Task requirements:
Find the word "before" in the material below and gather every line that contains it.

>> begin Exercise materials

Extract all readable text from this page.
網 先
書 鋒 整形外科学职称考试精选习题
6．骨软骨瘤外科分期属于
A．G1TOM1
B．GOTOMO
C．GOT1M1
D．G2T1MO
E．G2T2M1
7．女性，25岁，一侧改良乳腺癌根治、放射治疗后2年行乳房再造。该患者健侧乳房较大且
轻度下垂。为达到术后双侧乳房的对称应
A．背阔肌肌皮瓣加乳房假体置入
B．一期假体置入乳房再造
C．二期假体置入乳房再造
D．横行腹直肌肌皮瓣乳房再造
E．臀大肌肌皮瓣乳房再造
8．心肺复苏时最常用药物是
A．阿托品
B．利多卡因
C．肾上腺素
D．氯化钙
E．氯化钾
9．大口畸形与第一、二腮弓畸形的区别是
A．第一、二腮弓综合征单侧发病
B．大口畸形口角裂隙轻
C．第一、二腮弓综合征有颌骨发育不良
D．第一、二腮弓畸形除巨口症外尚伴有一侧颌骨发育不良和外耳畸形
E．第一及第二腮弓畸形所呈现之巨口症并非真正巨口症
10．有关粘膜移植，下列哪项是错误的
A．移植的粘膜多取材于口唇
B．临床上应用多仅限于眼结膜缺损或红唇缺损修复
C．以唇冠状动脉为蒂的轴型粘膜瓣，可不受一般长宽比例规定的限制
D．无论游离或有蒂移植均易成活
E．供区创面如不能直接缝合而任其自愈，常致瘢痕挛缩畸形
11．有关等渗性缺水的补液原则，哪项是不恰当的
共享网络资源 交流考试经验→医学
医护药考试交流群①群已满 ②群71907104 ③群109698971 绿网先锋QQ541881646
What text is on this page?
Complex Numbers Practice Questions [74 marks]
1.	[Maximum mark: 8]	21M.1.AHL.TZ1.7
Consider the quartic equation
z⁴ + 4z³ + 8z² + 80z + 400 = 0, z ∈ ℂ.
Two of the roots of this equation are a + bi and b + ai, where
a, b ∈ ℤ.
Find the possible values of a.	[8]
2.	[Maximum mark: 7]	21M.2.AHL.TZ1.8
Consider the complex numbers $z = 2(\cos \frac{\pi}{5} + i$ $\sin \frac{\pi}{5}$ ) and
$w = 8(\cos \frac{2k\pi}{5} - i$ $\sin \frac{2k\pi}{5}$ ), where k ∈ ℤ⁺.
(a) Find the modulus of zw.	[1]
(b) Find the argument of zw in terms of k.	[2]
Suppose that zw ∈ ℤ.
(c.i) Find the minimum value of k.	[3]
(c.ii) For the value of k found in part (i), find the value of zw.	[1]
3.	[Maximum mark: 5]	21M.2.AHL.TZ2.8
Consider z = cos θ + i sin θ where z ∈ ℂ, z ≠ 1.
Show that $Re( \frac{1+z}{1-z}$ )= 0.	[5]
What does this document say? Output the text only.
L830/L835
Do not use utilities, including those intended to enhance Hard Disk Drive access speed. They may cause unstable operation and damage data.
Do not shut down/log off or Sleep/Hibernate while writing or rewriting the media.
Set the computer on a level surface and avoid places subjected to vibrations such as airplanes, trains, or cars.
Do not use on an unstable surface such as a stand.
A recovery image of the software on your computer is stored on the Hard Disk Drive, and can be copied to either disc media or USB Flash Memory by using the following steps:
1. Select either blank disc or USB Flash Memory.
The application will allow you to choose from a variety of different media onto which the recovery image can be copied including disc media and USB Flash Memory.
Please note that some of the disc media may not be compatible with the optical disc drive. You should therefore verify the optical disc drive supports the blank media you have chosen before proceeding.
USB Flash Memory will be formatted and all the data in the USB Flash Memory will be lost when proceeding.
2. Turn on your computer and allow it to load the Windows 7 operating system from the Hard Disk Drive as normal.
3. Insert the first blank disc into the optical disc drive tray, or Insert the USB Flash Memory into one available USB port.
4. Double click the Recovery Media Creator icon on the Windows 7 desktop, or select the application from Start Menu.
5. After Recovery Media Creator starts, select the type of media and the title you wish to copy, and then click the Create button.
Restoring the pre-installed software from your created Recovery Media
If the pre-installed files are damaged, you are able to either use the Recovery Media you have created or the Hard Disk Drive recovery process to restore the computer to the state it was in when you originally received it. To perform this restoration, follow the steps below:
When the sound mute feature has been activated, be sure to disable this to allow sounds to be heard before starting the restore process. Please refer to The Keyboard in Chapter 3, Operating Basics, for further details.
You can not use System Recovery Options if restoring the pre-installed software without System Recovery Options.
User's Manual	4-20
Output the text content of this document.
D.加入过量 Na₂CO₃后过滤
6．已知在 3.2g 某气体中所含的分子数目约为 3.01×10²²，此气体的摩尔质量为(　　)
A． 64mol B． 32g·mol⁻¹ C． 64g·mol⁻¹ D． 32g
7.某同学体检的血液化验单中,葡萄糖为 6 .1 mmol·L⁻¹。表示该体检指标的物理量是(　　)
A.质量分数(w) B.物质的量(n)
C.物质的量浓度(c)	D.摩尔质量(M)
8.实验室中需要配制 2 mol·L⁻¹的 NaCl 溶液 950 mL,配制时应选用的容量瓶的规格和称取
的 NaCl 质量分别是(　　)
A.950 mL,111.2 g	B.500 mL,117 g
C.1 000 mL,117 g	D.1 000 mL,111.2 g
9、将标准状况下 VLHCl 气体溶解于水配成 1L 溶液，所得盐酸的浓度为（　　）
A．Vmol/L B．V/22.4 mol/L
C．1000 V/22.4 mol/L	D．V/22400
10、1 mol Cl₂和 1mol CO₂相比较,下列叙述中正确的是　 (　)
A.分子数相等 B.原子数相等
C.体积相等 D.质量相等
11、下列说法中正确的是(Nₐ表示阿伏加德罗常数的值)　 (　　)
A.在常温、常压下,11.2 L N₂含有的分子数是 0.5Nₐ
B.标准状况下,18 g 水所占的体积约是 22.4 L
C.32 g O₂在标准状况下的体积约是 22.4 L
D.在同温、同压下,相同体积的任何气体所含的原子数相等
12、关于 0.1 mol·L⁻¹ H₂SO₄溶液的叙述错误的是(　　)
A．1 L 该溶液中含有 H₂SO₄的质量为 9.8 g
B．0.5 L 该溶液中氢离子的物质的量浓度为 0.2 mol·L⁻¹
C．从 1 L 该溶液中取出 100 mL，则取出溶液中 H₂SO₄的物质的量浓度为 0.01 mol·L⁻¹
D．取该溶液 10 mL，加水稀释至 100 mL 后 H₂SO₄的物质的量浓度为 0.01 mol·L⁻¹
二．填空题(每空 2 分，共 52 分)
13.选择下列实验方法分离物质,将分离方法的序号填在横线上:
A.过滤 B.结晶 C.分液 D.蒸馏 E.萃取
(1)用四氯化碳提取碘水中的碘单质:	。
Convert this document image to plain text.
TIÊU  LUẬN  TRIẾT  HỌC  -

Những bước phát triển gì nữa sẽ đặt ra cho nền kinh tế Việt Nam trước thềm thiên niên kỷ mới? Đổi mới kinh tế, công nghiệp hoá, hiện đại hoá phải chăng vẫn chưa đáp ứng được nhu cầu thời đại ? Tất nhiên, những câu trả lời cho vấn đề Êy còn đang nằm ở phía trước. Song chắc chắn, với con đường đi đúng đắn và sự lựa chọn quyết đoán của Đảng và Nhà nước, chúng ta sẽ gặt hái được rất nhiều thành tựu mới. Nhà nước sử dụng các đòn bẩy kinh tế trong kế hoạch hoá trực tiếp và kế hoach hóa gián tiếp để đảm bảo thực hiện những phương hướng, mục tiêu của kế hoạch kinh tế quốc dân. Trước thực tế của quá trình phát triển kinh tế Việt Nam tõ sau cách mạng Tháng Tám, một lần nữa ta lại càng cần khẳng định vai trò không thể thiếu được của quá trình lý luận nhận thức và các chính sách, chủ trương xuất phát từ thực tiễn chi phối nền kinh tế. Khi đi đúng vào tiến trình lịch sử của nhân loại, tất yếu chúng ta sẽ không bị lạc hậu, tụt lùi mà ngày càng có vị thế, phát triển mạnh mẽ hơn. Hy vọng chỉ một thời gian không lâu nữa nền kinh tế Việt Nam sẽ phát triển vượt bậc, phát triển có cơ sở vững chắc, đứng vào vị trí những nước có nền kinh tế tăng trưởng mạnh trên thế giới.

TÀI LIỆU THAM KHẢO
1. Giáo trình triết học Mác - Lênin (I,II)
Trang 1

>> end Exercise materials

Problem solution:
Please note that some of the disc media may not be compatible with the optical disc drive. You should therefore verify the optical disc drive supports the blank media you have chosen before proceeding.
When the sound mute feature has been activated, be sure to disable this to allow sounds to be heard before starting the restore process. Please refer to The Keyboard in Chapter 3, Operating Basics, for further details.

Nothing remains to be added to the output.